▶ [Task goal]
Say how many lines include the word "that", using only a number.

[Extracted data entries]
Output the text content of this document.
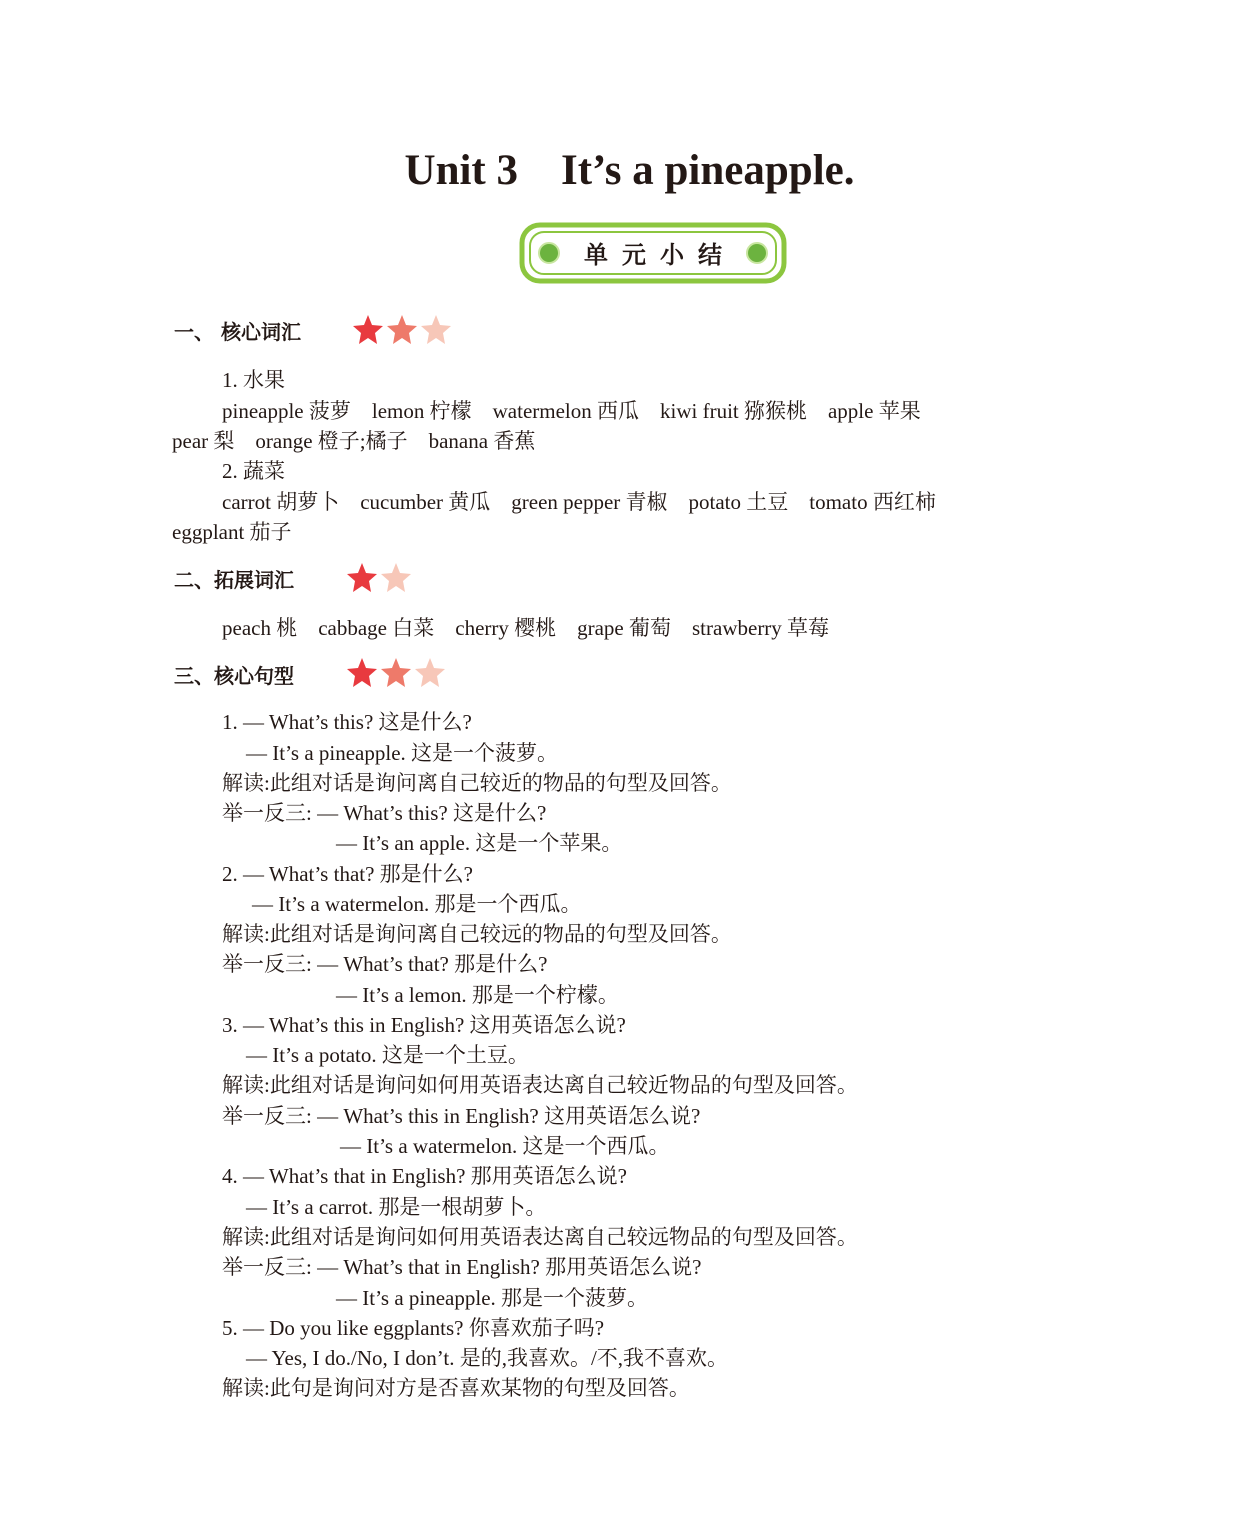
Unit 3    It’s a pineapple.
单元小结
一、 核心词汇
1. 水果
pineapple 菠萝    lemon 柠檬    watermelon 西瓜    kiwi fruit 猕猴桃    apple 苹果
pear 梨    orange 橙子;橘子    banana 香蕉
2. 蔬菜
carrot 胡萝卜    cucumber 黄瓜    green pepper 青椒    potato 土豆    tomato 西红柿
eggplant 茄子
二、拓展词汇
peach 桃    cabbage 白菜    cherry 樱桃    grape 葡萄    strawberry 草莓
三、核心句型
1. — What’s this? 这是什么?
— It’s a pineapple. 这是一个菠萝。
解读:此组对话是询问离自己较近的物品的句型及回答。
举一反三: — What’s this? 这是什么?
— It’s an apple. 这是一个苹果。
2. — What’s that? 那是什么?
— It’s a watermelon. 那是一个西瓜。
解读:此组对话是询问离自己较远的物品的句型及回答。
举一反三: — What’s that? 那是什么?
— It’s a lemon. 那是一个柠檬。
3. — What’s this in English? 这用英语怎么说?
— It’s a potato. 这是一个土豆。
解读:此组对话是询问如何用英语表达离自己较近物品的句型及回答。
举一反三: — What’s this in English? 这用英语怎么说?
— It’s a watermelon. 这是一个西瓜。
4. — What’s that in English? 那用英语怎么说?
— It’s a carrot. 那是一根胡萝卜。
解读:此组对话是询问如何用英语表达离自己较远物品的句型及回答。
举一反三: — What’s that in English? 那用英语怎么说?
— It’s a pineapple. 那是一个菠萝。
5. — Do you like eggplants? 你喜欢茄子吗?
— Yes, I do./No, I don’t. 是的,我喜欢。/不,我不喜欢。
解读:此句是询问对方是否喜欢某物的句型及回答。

▶ [Solution to this problem]
4